» **PROVIDED DATA**
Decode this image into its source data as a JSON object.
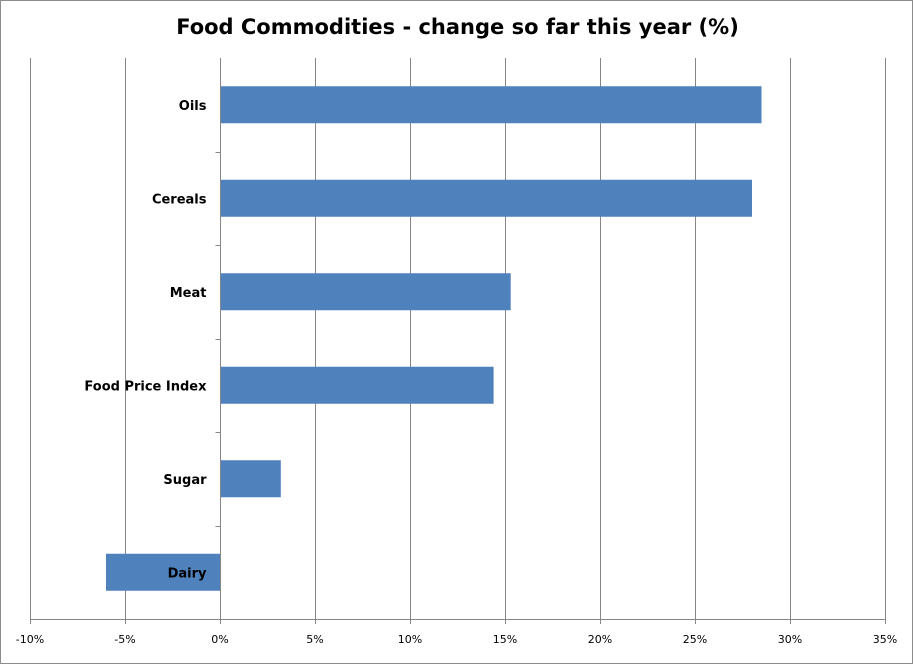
{
  "chart_data": {
    "type": "bar",
    "orientation": "horizontal",
    "title": "Food Commodities - change so far this year (%)",
    "xlabel": "",
    "ylabel": "",
    "categories": [
      "Oils",
      "Cereals",
      "Meat",
      "Food Price Index",
      "Sugar",
      "Dairy"
    ],
    "values": [
      28.5,
      28.0,
      15.3,
      14.4,
      3.2,
      -6.0
    ],
    "xlim": [
      -10,
      35
    ],
    "xticks": [
      -10,
      -5,
      0,
      5,
      10,
      15,
      20,
      25,
      30,
      35
    ],
    "xtick_labels": [
      "-10%",
      "-5%",
      "0%",
      "5%",
      "10%",
      "15%",
      "20%",
      "25%",
      "30%",
      "35%"
    ],
    "grid": "vertical major gridlines",
    "legend": "none",
    "bar_color": "#4f81bd",
    "grid_color": "#868686"
  }
}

» **EXERCISE DESCRIPTION**
How many lines in the listing contain "Food"? Answer with the number alone.

» **RESULT BELOW**
2